(Extracted records)
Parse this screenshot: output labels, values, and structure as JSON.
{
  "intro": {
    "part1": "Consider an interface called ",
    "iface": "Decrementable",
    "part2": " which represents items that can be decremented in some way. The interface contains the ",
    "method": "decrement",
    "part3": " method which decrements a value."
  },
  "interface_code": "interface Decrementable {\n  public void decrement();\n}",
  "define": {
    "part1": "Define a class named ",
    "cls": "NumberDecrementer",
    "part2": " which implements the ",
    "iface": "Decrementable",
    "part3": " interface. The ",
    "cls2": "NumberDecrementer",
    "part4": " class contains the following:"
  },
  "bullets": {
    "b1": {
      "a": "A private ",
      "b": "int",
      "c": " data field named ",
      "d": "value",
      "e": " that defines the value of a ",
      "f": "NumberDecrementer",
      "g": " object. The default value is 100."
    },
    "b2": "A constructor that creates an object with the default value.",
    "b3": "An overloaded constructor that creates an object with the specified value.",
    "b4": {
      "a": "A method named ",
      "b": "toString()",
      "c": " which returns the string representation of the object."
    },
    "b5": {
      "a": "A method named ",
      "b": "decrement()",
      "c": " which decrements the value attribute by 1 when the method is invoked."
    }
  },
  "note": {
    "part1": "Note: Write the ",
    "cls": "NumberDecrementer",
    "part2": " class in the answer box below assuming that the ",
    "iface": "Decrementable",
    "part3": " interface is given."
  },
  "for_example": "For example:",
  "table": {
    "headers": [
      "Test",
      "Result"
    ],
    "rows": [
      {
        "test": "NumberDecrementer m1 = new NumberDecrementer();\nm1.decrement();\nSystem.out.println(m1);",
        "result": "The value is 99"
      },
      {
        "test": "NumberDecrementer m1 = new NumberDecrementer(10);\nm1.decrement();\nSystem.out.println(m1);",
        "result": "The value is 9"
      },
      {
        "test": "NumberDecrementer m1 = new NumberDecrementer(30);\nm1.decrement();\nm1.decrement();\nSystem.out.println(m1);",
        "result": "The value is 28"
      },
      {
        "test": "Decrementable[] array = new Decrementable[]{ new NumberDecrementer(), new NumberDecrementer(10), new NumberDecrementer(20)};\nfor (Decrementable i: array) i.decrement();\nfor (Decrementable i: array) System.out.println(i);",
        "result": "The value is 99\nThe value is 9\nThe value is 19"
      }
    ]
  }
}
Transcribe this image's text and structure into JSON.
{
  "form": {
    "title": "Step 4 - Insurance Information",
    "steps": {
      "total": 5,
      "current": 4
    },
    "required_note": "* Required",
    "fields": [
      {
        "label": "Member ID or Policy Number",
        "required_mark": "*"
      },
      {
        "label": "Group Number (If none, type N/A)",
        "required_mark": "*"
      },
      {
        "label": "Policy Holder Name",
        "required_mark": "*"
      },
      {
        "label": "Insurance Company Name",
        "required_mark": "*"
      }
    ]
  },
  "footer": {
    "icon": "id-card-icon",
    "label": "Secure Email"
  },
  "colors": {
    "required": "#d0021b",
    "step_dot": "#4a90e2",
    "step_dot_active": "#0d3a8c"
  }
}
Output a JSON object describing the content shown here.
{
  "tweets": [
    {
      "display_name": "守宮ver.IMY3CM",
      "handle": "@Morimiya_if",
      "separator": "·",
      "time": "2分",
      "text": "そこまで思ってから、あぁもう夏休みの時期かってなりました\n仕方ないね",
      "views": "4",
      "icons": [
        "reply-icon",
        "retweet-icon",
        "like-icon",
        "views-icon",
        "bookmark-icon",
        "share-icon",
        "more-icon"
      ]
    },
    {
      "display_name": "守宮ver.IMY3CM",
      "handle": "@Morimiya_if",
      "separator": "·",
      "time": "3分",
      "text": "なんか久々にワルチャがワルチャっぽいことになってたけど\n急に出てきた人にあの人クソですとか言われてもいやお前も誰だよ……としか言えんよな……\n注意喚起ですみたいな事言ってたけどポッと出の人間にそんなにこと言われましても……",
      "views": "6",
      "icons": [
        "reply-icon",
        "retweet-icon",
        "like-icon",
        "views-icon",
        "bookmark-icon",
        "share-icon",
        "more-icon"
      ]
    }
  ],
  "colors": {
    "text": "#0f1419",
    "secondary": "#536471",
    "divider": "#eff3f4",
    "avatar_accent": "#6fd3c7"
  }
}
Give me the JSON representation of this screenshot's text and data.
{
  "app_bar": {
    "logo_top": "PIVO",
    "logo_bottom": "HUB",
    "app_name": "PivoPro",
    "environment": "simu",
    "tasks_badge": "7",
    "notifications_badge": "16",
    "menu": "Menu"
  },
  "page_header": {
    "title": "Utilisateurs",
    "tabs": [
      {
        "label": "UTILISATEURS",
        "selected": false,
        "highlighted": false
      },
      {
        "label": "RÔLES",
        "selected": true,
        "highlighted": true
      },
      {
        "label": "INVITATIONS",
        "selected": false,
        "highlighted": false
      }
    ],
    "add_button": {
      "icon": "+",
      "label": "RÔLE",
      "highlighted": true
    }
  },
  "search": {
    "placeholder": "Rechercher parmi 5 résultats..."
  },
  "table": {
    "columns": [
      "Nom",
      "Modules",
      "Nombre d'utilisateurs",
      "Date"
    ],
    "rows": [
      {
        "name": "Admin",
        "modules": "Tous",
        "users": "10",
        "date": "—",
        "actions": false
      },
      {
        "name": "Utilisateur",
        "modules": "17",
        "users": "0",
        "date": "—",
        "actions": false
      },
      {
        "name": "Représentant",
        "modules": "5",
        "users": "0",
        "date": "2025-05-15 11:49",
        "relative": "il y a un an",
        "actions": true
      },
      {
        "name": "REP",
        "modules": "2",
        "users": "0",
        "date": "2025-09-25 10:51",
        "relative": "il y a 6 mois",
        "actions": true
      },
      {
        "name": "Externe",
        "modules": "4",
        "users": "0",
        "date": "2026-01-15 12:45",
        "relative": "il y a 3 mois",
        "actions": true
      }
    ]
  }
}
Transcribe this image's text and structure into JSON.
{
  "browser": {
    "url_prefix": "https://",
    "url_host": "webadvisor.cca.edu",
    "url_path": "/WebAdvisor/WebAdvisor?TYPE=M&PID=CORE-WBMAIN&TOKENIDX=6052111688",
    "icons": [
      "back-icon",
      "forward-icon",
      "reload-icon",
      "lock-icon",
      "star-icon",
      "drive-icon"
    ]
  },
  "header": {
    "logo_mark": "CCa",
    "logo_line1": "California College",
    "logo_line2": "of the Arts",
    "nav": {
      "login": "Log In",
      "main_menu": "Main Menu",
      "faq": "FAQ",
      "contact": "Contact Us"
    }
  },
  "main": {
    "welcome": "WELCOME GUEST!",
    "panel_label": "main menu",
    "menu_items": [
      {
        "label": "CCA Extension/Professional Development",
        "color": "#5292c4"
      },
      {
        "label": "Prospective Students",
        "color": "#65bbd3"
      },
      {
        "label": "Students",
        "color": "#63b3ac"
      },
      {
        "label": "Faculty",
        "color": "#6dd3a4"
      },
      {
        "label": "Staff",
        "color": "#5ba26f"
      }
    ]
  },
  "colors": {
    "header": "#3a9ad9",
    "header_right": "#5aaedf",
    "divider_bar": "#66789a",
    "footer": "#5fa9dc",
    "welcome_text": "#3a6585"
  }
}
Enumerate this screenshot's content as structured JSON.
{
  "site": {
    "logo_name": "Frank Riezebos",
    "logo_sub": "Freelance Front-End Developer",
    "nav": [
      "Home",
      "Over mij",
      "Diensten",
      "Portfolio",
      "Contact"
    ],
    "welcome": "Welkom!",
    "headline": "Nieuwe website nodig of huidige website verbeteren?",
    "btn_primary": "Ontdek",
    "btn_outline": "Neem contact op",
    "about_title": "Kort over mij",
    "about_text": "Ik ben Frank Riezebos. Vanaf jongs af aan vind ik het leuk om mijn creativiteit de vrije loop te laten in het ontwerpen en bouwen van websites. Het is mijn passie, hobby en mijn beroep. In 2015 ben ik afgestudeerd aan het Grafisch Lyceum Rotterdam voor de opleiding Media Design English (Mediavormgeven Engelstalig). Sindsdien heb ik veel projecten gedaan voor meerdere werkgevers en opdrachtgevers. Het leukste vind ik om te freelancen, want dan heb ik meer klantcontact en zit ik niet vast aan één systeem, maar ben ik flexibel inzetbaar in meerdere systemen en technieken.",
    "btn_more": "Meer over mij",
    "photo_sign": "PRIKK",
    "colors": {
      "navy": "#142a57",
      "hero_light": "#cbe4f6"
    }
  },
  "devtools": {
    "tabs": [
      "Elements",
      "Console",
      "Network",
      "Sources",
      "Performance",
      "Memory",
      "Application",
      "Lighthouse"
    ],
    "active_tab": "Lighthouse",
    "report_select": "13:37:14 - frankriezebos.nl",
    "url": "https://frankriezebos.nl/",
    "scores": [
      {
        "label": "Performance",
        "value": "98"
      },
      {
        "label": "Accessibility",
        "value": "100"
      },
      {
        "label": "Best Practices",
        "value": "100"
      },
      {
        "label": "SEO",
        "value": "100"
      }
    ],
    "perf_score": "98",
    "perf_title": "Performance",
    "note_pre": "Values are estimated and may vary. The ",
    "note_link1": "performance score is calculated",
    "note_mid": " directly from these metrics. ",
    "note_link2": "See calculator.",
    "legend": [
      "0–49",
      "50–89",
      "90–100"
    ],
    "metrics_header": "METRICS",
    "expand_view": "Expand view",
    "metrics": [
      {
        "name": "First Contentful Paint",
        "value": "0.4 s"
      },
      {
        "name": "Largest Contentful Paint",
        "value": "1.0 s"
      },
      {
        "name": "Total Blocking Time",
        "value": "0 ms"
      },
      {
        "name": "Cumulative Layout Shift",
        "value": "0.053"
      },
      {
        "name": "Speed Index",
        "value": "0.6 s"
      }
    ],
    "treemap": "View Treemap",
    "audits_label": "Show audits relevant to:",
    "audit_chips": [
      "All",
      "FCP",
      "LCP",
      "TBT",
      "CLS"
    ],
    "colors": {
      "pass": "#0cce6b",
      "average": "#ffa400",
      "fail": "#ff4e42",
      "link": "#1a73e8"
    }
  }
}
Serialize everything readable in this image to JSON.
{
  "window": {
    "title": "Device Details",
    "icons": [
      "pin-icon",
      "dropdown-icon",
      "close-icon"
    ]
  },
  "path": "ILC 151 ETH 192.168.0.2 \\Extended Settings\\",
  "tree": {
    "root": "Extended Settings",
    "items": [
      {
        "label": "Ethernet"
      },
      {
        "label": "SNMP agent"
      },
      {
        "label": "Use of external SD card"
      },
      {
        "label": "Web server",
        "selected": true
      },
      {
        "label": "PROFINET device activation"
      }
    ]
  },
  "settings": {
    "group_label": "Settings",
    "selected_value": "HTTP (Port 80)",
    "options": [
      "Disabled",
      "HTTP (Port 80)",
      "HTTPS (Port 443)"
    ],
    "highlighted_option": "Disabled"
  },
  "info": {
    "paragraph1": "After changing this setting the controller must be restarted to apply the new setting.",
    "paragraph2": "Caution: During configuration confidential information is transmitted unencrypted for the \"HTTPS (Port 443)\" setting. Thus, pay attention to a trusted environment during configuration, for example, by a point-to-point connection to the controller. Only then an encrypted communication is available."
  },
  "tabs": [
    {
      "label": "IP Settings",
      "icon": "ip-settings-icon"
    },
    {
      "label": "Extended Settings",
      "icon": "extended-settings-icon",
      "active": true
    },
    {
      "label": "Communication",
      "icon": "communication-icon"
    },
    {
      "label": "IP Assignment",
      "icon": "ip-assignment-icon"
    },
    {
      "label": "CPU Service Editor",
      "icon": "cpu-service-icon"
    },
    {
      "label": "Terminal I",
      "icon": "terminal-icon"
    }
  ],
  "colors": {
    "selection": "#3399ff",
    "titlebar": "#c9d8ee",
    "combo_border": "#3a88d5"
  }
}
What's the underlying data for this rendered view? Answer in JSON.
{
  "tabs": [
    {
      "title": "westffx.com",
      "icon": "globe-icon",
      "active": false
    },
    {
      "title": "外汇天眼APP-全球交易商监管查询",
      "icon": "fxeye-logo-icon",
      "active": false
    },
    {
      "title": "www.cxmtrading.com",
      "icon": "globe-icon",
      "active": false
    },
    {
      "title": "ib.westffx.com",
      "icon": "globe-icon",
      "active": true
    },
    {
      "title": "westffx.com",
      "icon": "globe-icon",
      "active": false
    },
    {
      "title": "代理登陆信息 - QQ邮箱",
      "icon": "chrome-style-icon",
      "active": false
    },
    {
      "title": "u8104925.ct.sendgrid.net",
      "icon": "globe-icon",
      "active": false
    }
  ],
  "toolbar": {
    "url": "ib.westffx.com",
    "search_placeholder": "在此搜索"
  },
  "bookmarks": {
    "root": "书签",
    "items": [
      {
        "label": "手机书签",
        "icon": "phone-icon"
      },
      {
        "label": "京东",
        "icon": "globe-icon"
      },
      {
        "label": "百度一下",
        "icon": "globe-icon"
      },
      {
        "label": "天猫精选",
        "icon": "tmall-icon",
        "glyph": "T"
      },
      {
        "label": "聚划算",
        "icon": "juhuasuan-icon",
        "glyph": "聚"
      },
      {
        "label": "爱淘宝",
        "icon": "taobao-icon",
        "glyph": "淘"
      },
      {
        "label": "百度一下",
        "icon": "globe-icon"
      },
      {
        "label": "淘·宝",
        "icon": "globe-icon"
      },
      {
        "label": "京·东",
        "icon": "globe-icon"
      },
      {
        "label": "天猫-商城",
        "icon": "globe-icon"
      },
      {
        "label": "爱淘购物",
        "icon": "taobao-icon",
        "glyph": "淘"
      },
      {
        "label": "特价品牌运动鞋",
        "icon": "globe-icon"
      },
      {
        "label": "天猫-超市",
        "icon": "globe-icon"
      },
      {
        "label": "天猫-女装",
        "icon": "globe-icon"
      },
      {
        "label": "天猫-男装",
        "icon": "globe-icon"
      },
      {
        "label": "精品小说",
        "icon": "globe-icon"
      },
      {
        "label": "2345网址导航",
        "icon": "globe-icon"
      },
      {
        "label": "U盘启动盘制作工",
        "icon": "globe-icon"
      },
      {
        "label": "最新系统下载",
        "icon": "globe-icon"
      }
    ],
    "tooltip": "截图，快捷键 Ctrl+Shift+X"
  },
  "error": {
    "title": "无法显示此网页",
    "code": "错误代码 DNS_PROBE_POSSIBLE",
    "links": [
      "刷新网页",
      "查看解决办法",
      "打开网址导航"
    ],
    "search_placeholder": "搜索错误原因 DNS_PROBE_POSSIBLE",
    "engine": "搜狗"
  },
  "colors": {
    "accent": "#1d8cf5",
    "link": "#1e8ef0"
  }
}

- **Exercise brief**: Count the lines of the data that contain the string "which", and reply with that number alone.

- **Reply to the exercise**: 5